**Provided entries:**
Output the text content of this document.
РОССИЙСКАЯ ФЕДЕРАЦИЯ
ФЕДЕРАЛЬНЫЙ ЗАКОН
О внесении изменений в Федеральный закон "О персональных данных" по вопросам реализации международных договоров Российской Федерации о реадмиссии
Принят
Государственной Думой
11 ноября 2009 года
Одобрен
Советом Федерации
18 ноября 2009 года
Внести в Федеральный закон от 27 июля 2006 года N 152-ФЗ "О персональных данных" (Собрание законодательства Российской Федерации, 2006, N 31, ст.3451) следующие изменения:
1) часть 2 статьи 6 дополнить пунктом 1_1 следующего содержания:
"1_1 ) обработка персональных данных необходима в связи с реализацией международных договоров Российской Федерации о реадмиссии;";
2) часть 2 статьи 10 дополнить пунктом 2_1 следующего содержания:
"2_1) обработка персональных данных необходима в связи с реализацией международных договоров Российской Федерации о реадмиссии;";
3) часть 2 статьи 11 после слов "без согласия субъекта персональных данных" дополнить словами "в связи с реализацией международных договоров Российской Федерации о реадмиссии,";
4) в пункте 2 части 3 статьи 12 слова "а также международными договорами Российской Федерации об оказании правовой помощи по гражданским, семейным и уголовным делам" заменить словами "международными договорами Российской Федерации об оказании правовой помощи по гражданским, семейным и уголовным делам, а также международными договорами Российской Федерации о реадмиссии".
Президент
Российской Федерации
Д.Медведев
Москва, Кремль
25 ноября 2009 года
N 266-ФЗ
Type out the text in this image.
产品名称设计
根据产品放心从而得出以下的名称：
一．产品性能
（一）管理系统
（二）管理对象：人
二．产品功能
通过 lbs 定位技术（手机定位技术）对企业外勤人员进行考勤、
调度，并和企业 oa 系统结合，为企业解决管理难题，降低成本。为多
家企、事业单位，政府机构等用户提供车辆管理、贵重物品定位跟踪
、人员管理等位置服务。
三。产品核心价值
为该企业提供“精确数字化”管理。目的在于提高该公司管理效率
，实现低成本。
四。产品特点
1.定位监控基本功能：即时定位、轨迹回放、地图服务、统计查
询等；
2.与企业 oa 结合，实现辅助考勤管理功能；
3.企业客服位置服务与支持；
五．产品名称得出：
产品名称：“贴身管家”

**Short problem:**
Output the lines above verbatim and in full.

**Response to the task:**
Output the text content of this document.
РОССИЙСКАЯ ФЕДЕРАЦИЯ
ФЕДЕРАЛЬНЫЙ ЗАКОН
О внесении изменений в Федеральный закон "О персональных данных" по вопросам реализации международных договоров Российской Федерации о реадмиссии
Принят
Государственной Думой
11 ноября 2009 года
Одобрен
Советом Федерации
18 ноября 2009 года
Внести в Федеральный закон от 27 июля 2006 года N 152-ФЗ "О персональных данных" (Собрание законодательства Российской Федерации, 2006, N 31, ст.3451) следующие изменения:
1) часть 2 статьи 6 дополнить пунктом 1_1 следующего содержания:
"1_1 ) обработка персональных данных необходима в связи с реализацией международных договоров Российской Федерации о реадмиссии;";
2) часть 2 статьи 10 дополнить пунктом 2_1 следующего содержания:
"2_1) обработка персональных данных необходима в связи с реализацией международных договоров Российской Федерации о реадмиссии;";
3) часть 2 статьи 11 после слов "без согласия субъекта персональных данных" дополнить словами "в связи с реализацией международных договоров Российской Федерации о реадмиссии,";
4) в пункте 2 части 3 статьи 12 слова "а также международными договорами Российской Федерации об оказании правовой помощи по гражданским, семейным и уголовным делам" заменить словами "международными договорами Российской Федерации об оказании правовой помощи по гражданским, семейным и уголовным делам, а также международными договорами Российской Федерации о реадмиссии".
Президент
Российской Федерации
Д.Медведев
Москва, Кремль
25 ноября 2009 года
N 266-ФЗ
Type out the text in this image.
产品名称设计
根据产品放心从而得出以下的名称：
一．产品性能
（一）管理系统
（二）管理对象：人
二．产品功能
通过 lbs 定位技术（手机定位技术）对企业外勤人员进行考勤、
调度，并和企业 oa 系统结合，为企业解决管理难题，降低成本。为多
家企、事业单位，政府机构等用户提供车辆管理、贵重物品定位跟踪
、人员管理等位置服务。
三。产品核心价值
为该企业提供“精确数字化”管理。目的在于提高该公司管理效率
，实现低成本。
四。产品特点
1.定位监控基本功能：即时定位、轨迹回放、地图服务、统计查
询等；
2.与企业 oa 结合，实现辅助考勤管理功能；
3.企业客服位置服务与支持；
五．产品名称得出：
产品名称：“贴身管家”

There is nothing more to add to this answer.